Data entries
+ + + + + + +
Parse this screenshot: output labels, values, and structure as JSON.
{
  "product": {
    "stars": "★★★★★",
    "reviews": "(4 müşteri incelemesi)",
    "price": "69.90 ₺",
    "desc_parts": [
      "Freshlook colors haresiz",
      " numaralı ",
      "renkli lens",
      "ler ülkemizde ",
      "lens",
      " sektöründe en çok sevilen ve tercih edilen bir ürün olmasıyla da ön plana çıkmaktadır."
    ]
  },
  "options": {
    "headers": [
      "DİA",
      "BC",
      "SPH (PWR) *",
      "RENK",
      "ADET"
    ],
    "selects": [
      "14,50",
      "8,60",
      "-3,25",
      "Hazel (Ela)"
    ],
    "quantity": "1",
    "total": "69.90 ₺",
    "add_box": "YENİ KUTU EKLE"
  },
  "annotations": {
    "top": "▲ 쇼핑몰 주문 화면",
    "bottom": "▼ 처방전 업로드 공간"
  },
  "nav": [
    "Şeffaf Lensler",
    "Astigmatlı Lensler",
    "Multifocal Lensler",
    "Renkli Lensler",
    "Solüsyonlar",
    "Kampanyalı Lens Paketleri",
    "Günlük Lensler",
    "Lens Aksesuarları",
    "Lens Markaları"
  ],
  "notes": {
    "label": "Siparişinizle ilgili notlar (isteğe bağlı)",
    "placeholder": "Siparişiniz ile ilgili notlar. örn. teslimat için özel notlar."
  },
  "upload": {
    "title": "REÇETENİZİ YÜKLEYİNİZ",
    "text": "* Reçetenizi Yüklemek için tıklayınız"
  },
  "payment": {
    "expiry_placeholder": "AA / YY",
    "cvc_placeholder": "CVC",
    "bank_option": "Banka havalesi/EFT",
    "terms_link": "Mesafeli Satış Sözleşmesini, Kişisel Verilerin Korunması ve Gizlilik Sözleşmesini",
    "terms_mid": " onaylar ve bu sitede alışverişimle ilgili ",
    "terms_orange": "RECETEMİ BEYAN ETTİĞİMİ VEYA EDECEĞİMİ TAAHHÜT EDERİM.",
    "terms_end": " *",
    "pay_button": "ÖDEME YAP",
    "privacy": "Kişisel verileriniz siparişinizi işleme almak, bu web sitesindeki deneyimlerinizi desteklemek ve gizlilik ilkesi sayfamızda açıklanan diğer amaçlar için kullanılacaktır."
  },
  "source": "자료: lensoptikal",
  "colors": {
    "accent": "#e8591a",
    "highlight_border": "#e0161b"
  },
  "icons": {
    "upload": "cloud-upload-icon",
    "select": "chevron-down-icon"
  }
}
+ + + + + + +
## GOAL
Return each line with "Kişisel".

## EXERCISE RESPONSE
    "terms_link": "Mesafeli Satış Sözleşmesini, Kişisel Verilerin Korunması ve Gizlilik Sözleşmesini",
    "privacy": "Kişisel verileriniz siparişinizi işleme almak, bu web sitesindeki deneyimlerinizi desteklemek ve gizlilik ilkesi sayfamızda açıklanan diğer amaçlar için kullanılacaktır."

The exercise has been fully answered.